• DATA EXCERPTS:
+++
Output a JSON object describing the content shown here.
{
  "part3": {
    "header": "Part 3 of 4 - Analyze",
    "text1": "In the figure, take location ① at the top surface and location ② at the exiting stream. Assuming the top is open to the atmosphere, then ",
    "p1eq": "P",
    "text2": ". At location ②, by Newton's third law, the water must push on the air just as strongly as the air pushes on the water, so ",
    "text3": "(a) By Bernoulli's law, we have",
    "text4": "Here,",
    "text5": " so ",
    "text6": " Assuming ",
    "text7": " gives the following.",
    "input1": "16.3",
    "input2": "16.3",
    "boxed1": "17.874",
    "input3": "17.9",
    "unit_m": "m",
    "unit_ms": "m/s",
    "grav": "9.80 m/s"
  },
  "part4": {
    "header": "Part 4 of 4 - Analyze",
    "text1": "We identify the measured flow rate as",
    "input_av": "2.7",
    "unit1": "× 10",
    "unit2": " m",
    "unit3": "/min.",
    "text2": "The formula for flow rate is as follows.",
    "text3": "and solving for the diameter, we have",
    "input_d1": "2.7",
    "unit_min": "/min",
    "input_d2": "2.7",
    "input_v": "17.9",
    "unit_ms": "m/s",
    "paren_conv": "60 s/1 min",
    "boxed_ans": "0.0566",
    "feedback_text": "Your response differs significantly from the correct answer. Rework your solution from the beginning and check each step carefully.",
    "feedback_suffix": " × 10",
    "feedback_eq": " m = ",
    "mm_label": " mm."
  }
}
+++
• PROBLEM DETAILS: Check each line of the entries for the string "flow". Copy the lines that have it.

• EXERCISE OUTPUT:
    "text1": "We identify the measured flow rate as",
    "text2": "The formula for flow rate is as follows.",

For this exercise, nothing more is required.